Exercise requirements: Every entry needs to be printed exactly, please.

[Dataset listings of figures]
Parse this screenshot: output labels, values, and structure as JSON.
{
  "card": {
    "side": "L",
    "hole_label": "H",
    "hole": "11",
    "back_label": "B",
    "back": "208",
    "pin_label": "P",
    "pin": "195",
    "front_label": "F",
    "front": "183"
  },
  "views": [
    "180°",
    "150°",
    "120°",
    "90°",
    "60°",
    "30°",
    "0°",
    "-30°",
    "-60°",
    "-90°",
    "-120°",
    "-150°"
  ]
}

Task answer:
Parse this screenshot: output labels, values, and structure as JSON.
{
  "card": {
    "side": "L",
    "hole_label": "H",
    "hole": "11",
    "back_label": "B",
    "back": "208",
    "pin_label": "P",
    "pin": "195",
    "front_label": "F",
    "front": "183"
  },
  "views": [
    "180°",
    "150°",
    "120°",
    "90°",
    "60°",
    "30°",
    "0°",
    "-30°",
    "-60°",
    "-90°",
    "-120°",
    "-150°"
  ]
}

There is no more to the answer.